== Directive ==
Extract each line holding the word "использование" from the entries.

== Given records ==
--*--
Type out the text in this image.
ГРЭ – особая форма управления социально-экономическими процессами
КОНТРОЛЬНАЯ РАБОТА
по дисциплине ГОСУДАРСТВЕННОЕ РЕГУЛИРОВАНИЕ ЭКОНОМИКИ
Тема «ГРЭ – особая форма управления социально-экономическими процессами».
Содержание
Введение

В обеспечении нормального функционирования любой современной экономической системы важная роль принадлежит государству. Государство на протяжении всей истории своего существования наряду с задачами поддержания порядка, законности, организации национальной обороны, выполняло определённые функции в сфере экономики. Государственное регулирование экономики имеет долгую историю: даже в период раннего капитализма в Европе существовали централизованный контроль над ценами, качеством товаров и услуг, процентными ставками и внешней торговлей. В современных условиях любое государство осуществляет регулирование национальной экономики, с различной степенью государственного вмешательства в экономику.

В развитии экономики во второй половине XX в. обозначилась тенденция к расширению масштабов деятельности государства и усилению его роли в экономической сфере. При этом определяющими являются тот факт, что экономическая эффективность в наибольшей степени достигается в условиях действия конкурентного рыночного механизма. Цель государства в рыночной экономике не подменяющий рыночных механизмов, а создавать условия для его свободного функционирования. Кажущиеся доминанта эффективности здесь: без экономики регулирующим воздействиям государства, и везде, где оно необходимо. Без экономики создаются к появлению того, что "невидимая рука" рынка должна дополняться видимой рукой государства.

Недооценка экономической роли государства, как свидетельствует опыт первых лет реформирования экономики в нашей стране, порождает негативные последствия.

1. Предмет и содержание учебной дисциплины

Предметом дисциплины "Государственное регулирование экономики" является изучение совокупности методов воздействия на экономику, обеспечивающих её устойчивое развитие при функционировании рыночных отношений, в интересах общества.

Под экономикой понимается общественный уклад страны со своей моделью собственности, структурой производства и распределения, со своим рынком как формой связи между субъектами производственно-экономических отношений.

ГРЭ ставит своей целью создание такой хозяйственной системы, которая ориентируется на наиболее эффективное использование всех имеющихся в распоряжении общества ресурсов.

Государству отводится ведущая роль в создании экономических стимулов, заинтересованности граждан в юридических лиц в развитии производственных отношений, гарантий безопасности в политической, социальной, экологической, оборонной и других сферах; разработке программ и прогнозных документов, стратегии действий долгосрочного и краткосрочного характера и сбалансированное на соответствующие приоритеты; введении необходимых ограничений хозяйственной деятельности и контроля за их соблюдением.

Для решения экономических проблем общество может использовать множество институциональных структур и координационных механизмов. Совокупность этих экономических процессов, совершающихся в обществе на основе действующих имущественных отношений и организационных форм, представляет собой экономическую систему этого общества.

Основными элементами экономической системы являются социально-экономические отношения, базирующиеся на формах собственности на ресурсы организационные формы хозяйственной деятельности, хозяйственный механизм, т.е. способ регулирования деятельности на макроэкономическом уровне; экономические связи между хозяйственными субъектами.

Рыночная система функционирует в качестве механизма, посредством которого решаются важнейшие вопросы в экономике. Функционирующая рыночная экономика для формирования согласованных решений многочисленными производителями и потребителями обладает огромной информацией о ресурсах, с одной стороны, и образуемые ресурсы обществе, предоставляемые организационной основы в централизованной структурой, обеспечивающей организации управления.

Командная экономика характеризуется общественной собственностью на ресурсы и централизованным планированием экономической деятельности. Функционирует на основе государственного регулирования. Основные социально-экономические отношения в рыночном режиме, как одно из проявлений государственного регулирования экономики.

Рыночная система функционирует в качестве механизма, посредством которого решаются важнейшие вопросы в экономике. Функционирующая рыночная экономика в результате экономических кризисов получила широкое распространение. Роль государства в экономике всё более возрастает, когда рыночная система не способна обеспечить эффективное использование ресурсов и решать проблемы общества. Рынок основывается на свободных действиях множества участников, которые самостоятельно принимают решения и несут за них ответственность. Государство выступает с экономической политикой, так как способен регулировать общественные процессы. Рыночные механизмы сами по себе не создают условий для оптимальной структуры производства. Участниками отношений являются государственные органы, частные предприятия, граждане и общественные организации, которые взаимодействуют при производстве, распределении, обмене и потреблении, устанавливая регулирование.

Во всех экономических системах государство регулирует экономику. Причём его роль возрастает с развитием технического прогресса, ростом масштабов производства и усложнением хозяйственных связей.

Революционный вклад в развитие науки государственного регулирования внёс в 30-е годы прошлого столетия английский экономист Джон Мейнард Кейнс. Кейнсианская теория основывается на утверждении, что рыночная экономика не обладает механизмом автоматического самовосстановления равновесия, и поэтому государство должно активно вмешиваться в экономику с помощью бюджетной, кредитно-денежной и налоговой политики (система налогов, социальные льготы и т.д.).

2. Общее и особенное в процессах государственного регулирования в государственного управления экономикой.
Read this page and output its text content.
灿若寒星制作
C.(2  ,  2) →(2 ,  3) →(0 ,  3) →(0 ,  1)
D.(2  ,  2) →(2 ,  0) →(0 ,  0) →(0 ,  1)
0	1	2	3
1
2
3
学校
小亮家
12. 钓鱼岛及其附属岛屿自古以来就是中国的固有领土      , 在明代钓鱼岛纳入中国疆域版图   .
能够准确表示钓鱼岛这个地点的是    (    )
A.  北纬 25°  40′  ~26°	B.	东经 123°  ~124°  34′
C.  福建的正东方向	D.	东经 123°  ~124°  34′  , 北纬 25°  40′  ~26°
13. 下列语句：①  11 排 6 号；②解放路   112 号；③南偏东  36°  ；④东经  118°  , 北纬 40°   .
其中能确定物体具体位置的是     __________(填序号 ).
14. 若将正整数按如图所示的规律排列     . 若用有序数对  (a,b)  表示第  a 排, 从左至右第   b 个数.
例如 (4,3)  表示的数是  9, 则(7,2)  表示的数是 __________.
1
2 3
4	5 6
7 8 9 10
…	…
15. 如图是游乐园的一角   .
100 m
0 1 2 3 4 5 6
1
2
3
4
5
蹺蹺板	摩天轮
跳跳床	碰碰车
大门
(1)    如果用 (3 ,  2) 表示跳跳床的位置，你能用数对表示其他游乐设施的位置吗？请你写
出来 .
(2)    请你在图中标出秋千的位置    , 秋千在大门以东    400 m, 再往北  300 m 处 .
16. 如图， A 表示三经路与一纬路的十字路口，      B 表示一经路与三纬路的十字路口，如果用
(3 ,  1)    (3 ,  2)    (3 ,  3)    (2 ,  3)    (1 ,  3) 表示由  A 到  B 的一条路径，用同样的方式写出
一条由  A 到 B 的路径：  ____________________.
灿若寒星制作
--*--
== Solved problem ==
ГРЭ ставит своей целью создание такой хозяйственной системы, которая ориентируется на наиболее эффективное использование всех имеющихся в распоряжении общества ресурсов.
Рыночная система функционирует в качестве механизма, посредством которого решаются важнейшие вопросы в экономике. Функционирующая рыночная экономика в результате экономических кризисов получила широкое распространение. Роль государства в экономике всё более возрастает, когда рыночная система не способна обеспечить эффективное использование ресурсов и решать проблемы общества. Рынок основывается на свободных действиях множества участников, которые самостоятельно принимают решения и несут за них ответственность. Государство выступает с экономической политикой, так как способен регулировать общественные процессы. Рыночные механизмы сами по себе не создают условий для оптимальной структуры производства. Участниками отношений являются государственные органы, частные предприятия, граждане и общественные организации, которые взаимодействуют при производстве, распределении, обмене и потреблении, устанавливая регулирование.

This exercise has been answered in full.